**Exercise objective:** Print out each record below, unaltered and complete, without its images.

**Records for this task:**
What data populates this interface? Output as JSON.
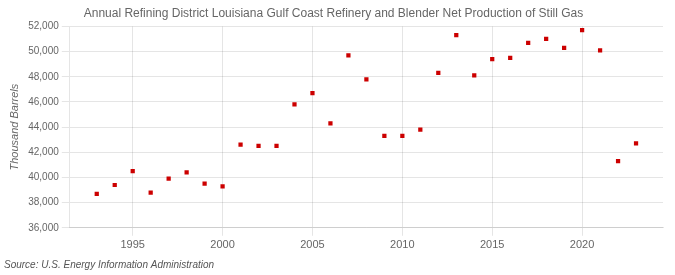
{
  "chart_data": {
    "type": "scatter",
    "title": "Annual Refining District Louisiana Gulf Coast Refinery and Blender Net Production of Still Gas",
    "ylabel": "Thousand Barrels",
    "source": "Source: U.S. Energy Information Administration",
    "x": [
      1993,
      1994,
      1995,
      1996,
      1997,
      1998,
      1999,
      2000,
      2001,
      2002,
      2003,
      2004,
      2005,
      2006,
      2007,
      2008,
      2009,
      2010,
      2011,
      2012,
      2013,
      2014,
      2015,
      2016,
      2017,
      2018,
      2019,
      2020,
      2021,
      2022,
      2023
    ],
    "values": [
      38700,
      39400,
      40500,
      38800,
      39900,
      40400,
      39500,
      39300,
      42600,
      42500,
      42500,
      45800,
      46700,
      44300,
      49700,
      47800,
      43300,
      43300,
      43800,
      48300,
      51300,
      48100,
      49400,
      49500,
      50700,
      51000,
      50300,
      51700,
      50100,
      41300,
      42700
    ],
    "color": "#cc0000",
    "marker": "square",
    "xlim": [
      1991.5,
      2024.5
    ],
    "xticks": [
      1995,
      2000,
      2005,
      2010,
      2015,
      2020
    ],
    "ylim": [
      36000,
      52000
    ],
    "yticks": [
      {
        "value": 36000,
        "label": "36,000"
      },
      {
        "value": 38000,
        "label": "38,000"
      },
      {
        "value": 40000,
        "label": "40,000"
      },
      {
        "value": 42000,
        "label": "42,000"
      },
      {
        "value": 44000,
        "label": "44,000"
      },
      {
        "value": 46000,
        "label": "46,000"
      },
      {
        "value": 48000,
        "label": "48,000"
      },
      {
        "value": 50000,
        "label": "50,000"
      },
      {
        "value": 52000,
        "label": "52,000"
      }
    ],
    "grid": true
  }
}
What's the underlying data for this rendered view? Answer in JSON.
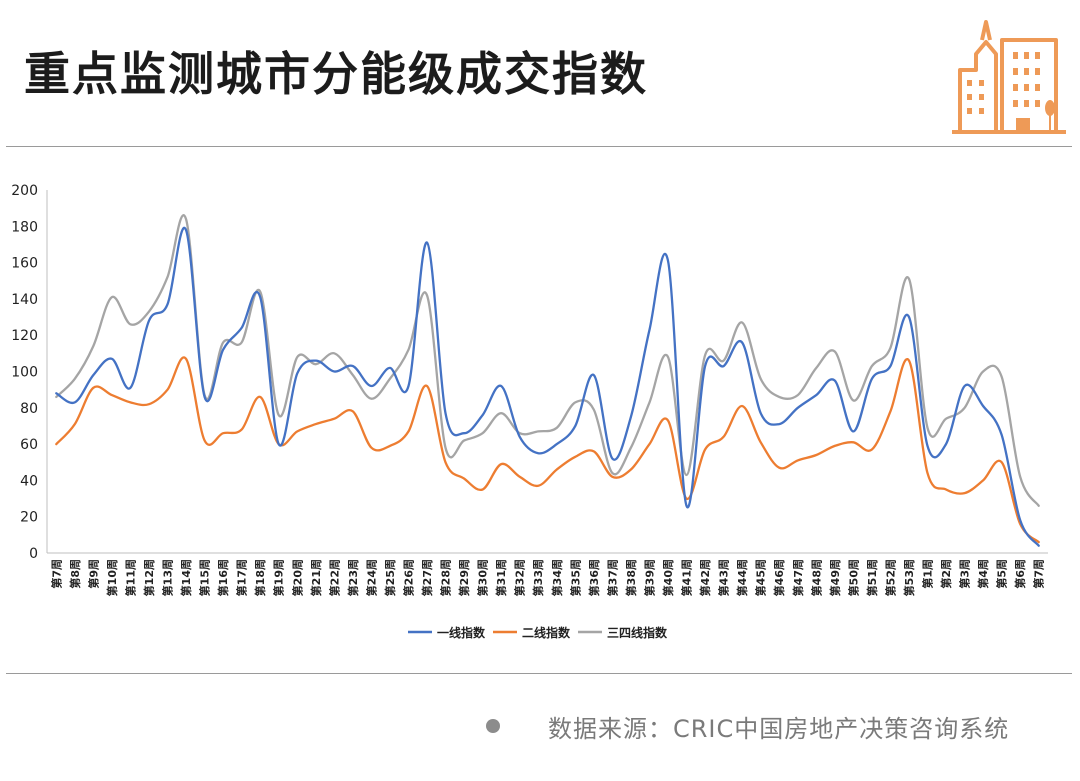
{
  "header": {
    "title": "重点监测城市分能级成交指数"
  },
  "logo": {
    "icon": "buildings-icon",
    "color": "#ee9a57"
  },
  "footer": {
    "source": "数据来源：CRIC中国房地产决策咨询系统"
  },
  "chart_data": {
    "type": "line",
    "title": "",
    "xlabel": "",
    "ylabel": "",
    "ylim": [
      0,
      200
    ],
    "yticks": [
      0,
      20,
      40,
      60,
      80,
      100,
      120,
      140,
      160,
      180,
      200
    ],
    "grid": false,
    "legend_position": "bottom",
    "categories": [
      "第7周",
      "第8周",
      "第9周",
      "第10周",
      "第11周",
      "第12周",
      "第13周",
      "第14周",
      "第15周",
      "第16周",
      "第17周",
      "第18周",
      "第19周",
      "第20周",
      "第21周",
      "第22周",
      "第23周",
      "第24周",
      "第25周",
      "第26周",
      "第27周",
      "第28周",
      "第29周",
      "第30周",
      "第31周",
      "第32周",
      "第33周",
      "第34周",
      "第35周",
      "第36周",
      "第37周",
      "第38周",
      "第39周",
      "第40周",
      "第41周",
      "第42周",
      "第43周",
      "第44周",
      "第45周",
      "第46周",
      "第47周",
      "第48周",
      "第49周",
      "第50周",
      "第51周",
      "第52周",
      "第53周",
      "第1周",
      "第2周",
      "第3周",
      "第4周",
      "第5周",
      "第6周",
      "第7周"
    ],
    "series": [
      {
        "name": "一线指数",
        "color": "#4472c4",
        "values": [
          88,
          83,
          98,
          107,
          91,
          128,
          137,
          178,
          86,
          112,
          124,
          141,
          60,
          99,
          106,
          100,
          103,
          92,
          102,
          92,
          171,
          77,
          66,
          76,
          92,
          64,
          55,
          60,
          70,
          98,
          52,
          75,
          123,
          161,
          26,
          103,
          103,
          116,
          77,
          71,
          80,
          87,
          95,
          67,
          96,
          103,
          130,
          59,
          60,
          92,
          81,
          65,
          18,
          4
        ]
      },
      {
        "name": "二线指数",
        "color": "#ed7d31",
        "values": [
          60,
          71,
          91,
          87,
          83,
          82,
          90,
          107,
          62,
          66,
          68,
          86,
          60,
          67,
          71,
          74,
          78,
          58,
          59,
          67,
          92,
          50,
          41,
          35,
          49,
          42,
          37,
          46,
          53,
          56,
          42,
          46,
          60,
          73,
          30,
          57,
          64,
          81,
          61,
          47,
          51,
          54,
          59,
          61,
          57,
          78,
          106,
          44,
          35,
          33,
          40,
          50,
          16,
          6
        ]
      },
      {
        "name": "三四线指数",
        "color": "#a5a5a5",
        "values": [
          86,
          96,
          114,
          141,
          126,
          133,
          152,
          184,
          87,
          116,
          116,
          144,
          76,
          108,
          104,
          110,
          98,
          85,
          96,
          112,
          142,
          58,
          62,
          66,
          77,
          66,
          67,
          69,
          83,
          79,
          44,
          58,
          83,
          108,
          43,
          109,
          106,
          127,
          96,
          86,
          87,
          102,
          111,
          84,
          103,
          113,
          151,
          69,
          74,
          80,
          100,
          97,
          42,
          26
        ]
      }
    ]
  }
}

**Answer for the task:**
What data populates this interface? Output as JSON.
{
  "chart_data": {
    "type": "scatter",
    "title": "Annual Refining District Louisiana Gulf Coast Refinery and Blender Net Production of Still Gas",
    "ylabel": "Thousand Barrels",
    "source": "Source: U.S. Energy Information Administration",
    "x": [
      1993,
      1994,
      1995,
      1996,
      1997,
      1998,
      1999,
      2000,
      2001,
      2002,
      2003,
      2004,
      2005,
      2006,
      2007,
      2008,
      2009,
      2010,
      2011,
      2012,
      2013,
      2014,
      2015,
      2016,
      2017,
      2018,
      2019,
      2020,
      2021,
      2022,
      2023
    ],
    "values": [
      38700,
      39400,
      40500,
      38800,
      39900,
      40400,
      39500,
      39300,
      42600,
      42500,
      42500,
      45800,
      46700,
      44300,
      49700,
      47800,
      43300,
      43300,
      43800,
      48300,
      51300,
      48100,
      49400,
      49500,
      50700,
      51000,
      50300,
      51700,
      50100,
      41300,
      42700
    ],
    "color": "#cc0000",
    "marker": "square",
    "xlim": [
      1991.5,
      2024.5
    ],
    "xticks": [
      1995,
      2000,
      2005,
      2010,
      2015,
      2020
    ],
    "ylim": [
      36000,
      52000
    ],
    "yticks": [
      {
        "value": 36000,
        "label": "36,000"
      },
      {
        "value": 38000,
        "label": "38,000"
      },
      {
        "value": 40000,
        "label": "40,000"
      },
      {
        "value": 42000,
        "label": "42,000"
      },
      {
        "value": 44000,
        "label": "44,000"
      },
      {
        "value": 46000,
        "label": "46,000"
      },
      {
        "value": 48000,
        "label": "48,000"
      },
      {
        "value": 50000,
        "label": "50,000"
      },
      {
        "value": 52000,
        "label": "52,000"
      }
    ],
    "grid": true
  }
}
What's the underlying data for this rendered view? Answer in JSON.
{
  "header": {
    "title": "重点监测城市分能级成交指数"
  },
  "logo": {
    "icon": "buildings-icon",
    "color": "#ee9a57"
  },
  "footer": {
    "source": "数据来源：CRIC中国房地产决策咨询系统"
  },
  "chart_data": {
    "type": "line",
    "title": "",
    "xlabel": "",
    "ylabel": "",
    "ylim": [
      0,
      200
    ],
    "yticks": [
      0,
      20,
      40,
      60,
      80,
      100,
      120,
      140,
      160,
      180,
      200
    ],
    "grid": false,
    "legend_position": "bottom",
    "categories": [
      "第7周",
      "第8周",
      "第9周",
      "第10周",
      "第11周",
      "第12周",
      "第13周",
      "第14周",
      "第15周",
      "第16周",
      "第17周",
      "第18周",
      "第19周",
      "第20周",
      "第21周",
      "第22周",
      "第23周",
      "第24周",
      "第25周",
      "第26周",
      "第27周",
      "第28周",
      "第29周",
      "第30周",
      "第31周",
      "第32周",
      "第33周",
      "第34周",
      "第35周",
      "第36周",
      "第37周",
      "第38周",
      "第39周",
      "第40周",
      "第41周",
      "第42周",
      "第43周",
      "第44周",
      "第45周",
      "第46周",
      "第47周",
      "第48周",
      "第49周",
      "第50周",
      "第51周",
      "第52周",
      "第53周",
      "第1周",
      "第2周",
      "第3周",
      "第4周",
      "第5周",
      "第6周",
      "第7周"
    ],
    "series": [
      {
        "name": "一线指数",
        "color": "#4472c4",
        "values": [
          88,
          83,
          98,
          107,
          91,
          128,
          137,
          178,
          86,
          112,
          124,
          141,
          60,
          99,
          106,
          100,
          103,
          92,
          102,
          92,
          171,
          77,
          66,
          76,
          92,
          64,
          55,
          60,
          70,
          98,
          52,
          75,
          123,
          161,
          26,
          103,
          103,
          116,
          77,
          71,
          80,
          87,
          95,
          67,
          96,
          103,
          130,
          59,
          60,
          92,
          81,
          65,
          18,
          4
        ]
      },
      {
        "name": "二线指数",
        "color": "#ed7d31",
        "values": [
          60,
          71,
          91,
          87,
          83,
          82,
          90,
          107,
          62,
          66,
          68,
          86,
          60,
          67,
          71,
          74,
          78,
          58,
          59,
          67,
          92,
          50,
          41,
          35,
          49,
          42,
          37,
          46,
          53,
          56,
          42,
          46,
          60,
          73,
          30,
          57,
          64,
          81,
          61,
          47,
          51,
          54,
          59,
          61,
          57,
          78,
          106,
          44,
          35,
          33,
          40,
          50,
          16,
          6
        ]
      },
      {
        "name": "三四线指数",
        "color": "#a5a5a5",
        "values": [
          86,
          96,
          114,
          141,
          126,
          133,
          152,
          184,
          87,
          116,
          116,
          144,
          76,
          108,
          104,
          110,
          98,
          85,
          96,
          112,
          142,
          58,
          62,
          66,
          77,
          66,
          67,
          69,
          83,
          79,
          44,
          58,
          83,
          108,
          43,
          109,
          106,
          127,
          96,
          86,
          87,
          102,
          111,
          84,
          103,
          113,
          151,
          69,
          74,
          80,
          100,
          97,
          42,
          26
        ]
      }
    ]
  }
}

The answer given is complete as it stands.